Records shown:
....................

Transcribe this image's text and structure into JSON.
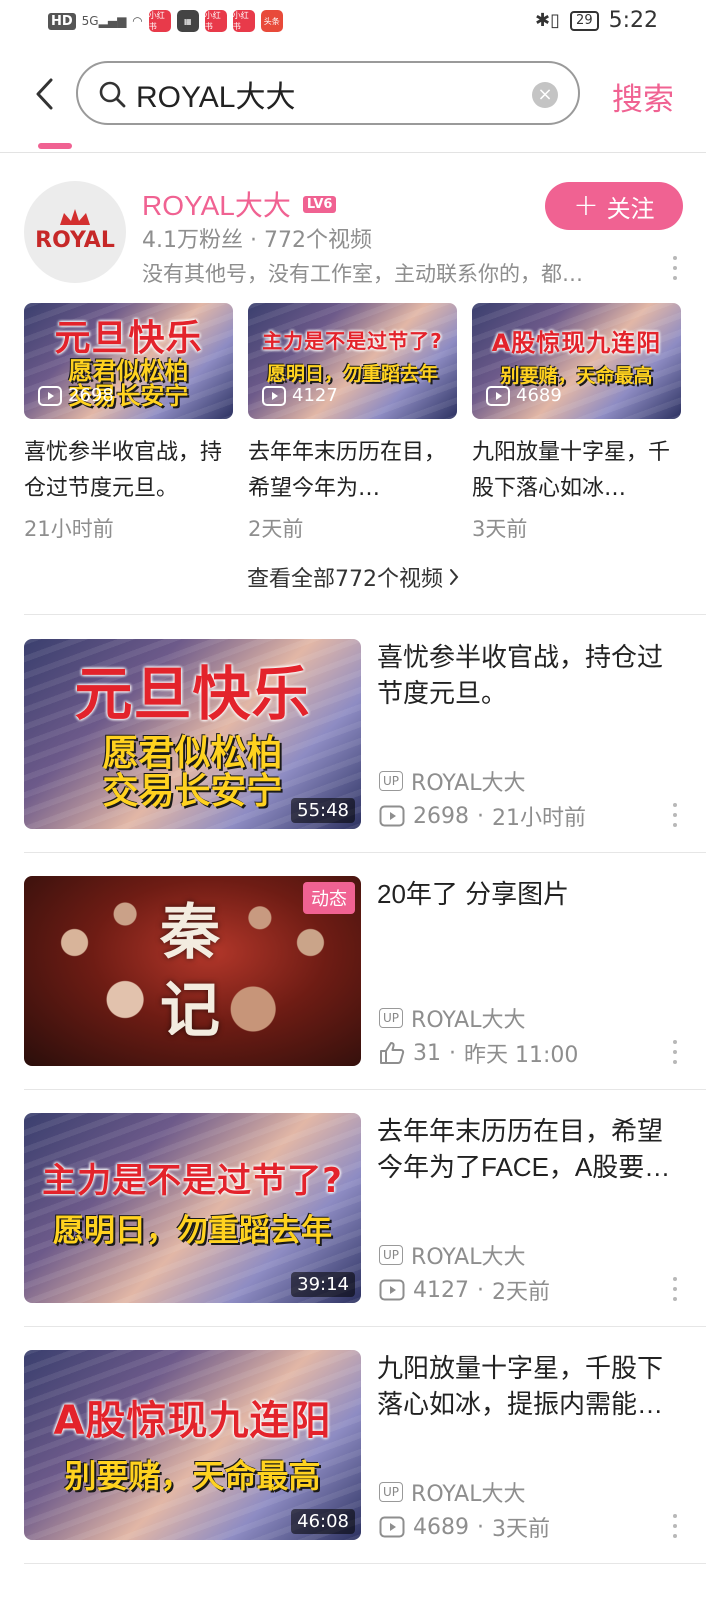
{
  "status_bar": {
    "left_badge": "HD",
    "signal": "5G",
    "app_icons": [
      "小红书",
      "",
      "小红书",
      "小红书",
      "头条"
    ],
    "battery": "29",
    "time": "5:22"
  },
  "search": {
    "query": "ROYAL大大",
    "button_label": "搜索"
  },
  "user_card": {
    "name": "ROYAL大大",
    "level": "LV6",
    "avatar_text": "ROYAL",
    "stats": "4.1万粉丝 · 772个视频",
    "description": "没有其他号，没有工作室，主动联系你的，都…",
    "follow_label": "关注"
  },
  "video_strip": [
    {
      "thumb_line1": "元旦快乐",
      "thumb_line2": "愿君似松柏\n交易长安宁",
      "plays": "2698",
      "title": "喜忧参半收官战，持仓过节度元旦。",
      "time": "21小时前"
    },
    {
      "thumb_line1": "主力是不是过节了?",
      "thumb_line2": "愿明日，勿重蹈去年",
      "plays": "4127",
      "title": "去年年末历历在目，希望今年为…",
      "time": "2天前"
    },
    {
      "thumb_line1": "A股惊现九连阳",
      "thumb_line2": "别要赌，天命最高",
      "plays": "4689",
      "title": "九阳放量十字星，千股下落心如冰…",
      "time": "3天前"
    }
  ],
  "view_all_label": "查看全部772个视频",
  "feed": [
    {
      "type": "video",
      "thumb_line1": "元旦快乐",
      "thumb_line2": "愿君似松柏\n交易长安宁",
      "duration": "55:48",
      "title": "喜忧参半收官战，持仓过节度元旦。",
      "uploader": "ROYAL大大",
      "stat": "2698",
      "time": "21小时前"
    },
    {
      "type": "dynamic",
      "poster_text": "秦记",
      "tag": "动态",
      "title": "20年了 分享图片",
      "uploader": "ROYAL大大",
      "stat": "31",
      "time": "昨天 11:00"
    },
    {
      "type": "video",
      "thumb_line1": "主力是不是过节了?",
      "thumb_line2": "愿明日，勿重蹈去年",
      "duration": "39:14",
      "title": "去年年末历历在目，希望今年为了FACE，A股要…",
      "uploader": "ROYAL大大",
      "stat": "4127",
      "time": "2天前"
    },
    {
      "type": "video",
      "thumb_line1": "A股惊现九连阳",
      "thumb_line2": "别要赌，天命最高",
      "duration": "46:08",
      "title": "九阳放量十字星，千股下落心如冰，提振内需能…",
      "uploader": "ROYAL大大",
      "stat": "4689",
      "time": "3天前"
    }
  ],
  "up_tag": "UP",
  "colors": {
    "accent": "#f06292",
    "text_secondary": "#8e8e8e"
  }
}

....................

Task goal: Reproduce the records verbatim, omitting all images they contain.

Task response:
Transcribe this image's text and structure into JSON.
{
  "status_bar": {
    "left_badge": "HD",
    "signal": "5G",
    "app_icons": [
      "小红书",
      "",
      "小红书",
      "小红书",
      "头条"
    ],
    "battery": "29",
    "time": "5:22"
  },
  "search": {
    "query": "ROYAL大大",
    "button_label": "搜索"
  },
  "user_card": {
    "name": "ROYAL大大",
    "level": "LV6",
    "avatar_text": "ROYAL",
    "stats": "4.1万粉丝 · 772个视频",
    "description": "没有其他号，没有工作室，主动联系你的，都…",
    "follow_label": "关注"
  },
  "video_strip": [
    {
      "thumb_line1": "元旦快乐",
      "thumb_line2": "愿君似松柏\n交易长安宁",
      "plays": "2698",
      "title": "喜忧参半收官战，持仓过节度元旦。",
      "time": "21小时前"
    },
    {
      "thumb_line1": "主力是不是过节了?",
      "thumb_line2": "愿明日，勿重蹈去年",
      "plays": "4127",
      "title": "去年年末历历在目，希望今年为…",
      "time": "2天前"
    },
    {
      "thumb_line1": "A股惊现九连阳",
      "thumb_line2": "别要赌，天命最高",
      "plays": "4689",
      "title": "九阳放量十字星，千股下落心如冰…",
      "time": "3天前"
    }
  ],
  "view_all_label": "查看全部772个视频",
  "feed": [
    {
      "type": "video",
      "thumb_line1": "元旦快乐",
      "thumb_line2": "愿君似松柏\n交易长安宁",
      "duration": "55:48",
      "title": "喜忧参半收官战，持仓过节度元旦。",
      "uploader": "ROYAL大大",
      "stat": "2698",
      "time": "21小时前"
    },
    {
      "type": "dynamic",
      "poster_text": "秦记",
      "tag": "动态",
      "title": "20年了 分享图片",
      "uploader": "ROYAL大大",
      "stat": "31",
      "time": "昨天 11:00"
    },
    {
      "type": "video",
      "thumb_line1": "主力是不是过节了?",
      "thumb_line2": "愿明日，勿重蹈去年",
      "duration": "39:14",
      "title": "去年年末历历在目，希望今年为了FACE，A股要…",
      "uploader": "ROYAL大大",
      "stat": "4127",
      "time": "2天前"
    },
    {
      "type": "video",
      "thumb_line1": "A股惊现九连阳",
      "thumb_line2": "别要赌，天命最高",
      "duration": "46:08",
      "title": "九阳放量十字星，千股下落心如冰，提振内需能…",
      "uploader": "ROYAL大大",
      "stat": "4689",
      "time": "3天前"
    }
  ],
  "up_tag": "UP",
  "colors": {
    "accent": "#f06292",
    "text_secondary": "#8e8e8e"
  }
}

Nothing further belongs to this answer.